# Problem
Copy out the lines of data verbatim, starting at the line containing "category-label: 14 - 16" and ending at the line containing "salary-distribution-chart: 9% 24%", both included.

# Record extracts

'''

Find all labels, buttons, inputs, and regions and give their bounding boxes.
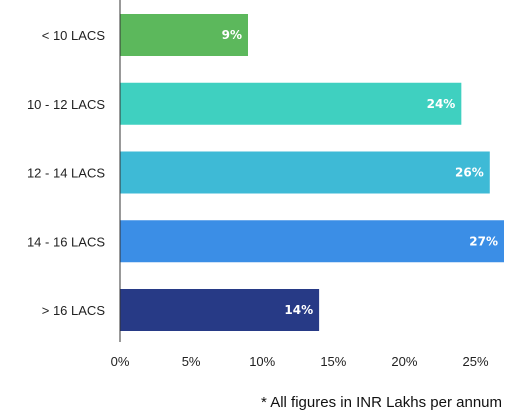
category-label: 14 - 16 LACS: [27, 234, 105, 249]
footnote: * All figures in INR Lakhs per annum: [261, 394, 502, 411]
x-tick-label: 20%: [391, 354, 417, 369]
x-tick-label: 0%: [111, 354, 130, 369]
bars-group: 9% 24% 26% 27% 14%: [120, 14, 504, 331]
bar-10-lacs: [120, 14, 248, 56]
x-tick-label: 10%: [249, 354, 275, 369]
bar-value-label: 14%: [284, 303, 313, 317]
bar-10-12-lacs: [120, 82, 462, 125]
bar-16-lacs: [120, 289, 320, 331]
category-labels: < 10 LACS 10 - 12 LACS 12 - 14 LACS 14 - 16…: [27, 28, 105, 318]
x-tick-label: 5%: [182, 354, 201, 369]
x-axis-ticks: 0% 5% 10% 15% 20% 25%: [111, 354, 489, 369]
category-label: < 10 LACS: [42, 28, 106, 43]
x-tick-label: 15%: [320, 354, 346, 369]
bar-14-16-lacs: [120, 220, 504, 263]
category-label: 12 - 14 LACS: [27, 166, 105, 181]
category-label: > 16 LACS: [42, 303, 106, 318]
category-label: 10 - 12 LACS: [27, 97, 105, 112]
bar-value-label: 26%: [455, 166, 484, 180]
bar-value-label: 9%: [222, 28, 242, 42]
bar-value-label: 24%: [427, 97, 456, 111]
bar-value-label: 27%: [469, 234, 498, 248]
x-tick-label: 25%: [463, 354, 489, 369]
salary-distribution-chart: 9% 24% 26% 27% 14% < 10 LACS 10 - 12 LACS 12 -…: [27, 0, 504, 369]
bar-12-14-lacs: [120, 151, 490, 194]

'''

# Worked solution
category-label: 14 - 16 LACS: [27, 234, 105, 249]
footnote: * All figures in INR Lakhs per annum: [261, 394, 502, 411]
x-tick-label: 20%: [391, 354, 417, 369]
x-tick-label: 0%: [111, 354, 130, 369]
bars-group: 9% 24% 26% 27% 14%: [120, 14, 504, 331]
bar-10-lacs: [120, 14, 248, 56]
x-tick-label: 10%: [249, 354, 275, 369]
bar-value-label: 14%: [284, 303, 313, 317]
bar-10-12-lacs: [120, 82, 462, 125]
bar-16-lacs: [120, 289, 320, 331]
category-labels: < 10 LACS 10 - 12 LACS 12 - 14 LACS 14 - 16…: [27, 28, 105, 318]
x-tick-label: 5%: [182, 354, 201, 369]
x-axis-ticks: 0% 5% 10% 15% 20% 25%: [111, 354, 489, 369]
category-label: < 10 LACS: [42, 28, 106, 43]
x-tick-label: 15%: [320, 354, 346, 369]
bar-14-16-lacs: [120, 220, 504, 263]
category-label: 12 - 14 LACS: [27, 166, 105, 181]
category-label: > 16 LACS: [42, 303, 106, 318]
category-label: 10 - 12 LACS: [27, 97, 105, 112]
bar-value-label: 26%: [455, 166, 484, 180]
bar-value-label: 9%: [222, 28, 242, 42]
bar-value-label: 24%: [427, 97, 456, 111]
bar-value-label: 27%: [469, 234, 498, 248]
x-tick-label: 25%: [463, 354, 489, 369]
salary-distribution-chart: 9% 24% 26% 27% 14% < 10 LACS 10 - 12 LACS 12 -…: [27, 0, 504, 369]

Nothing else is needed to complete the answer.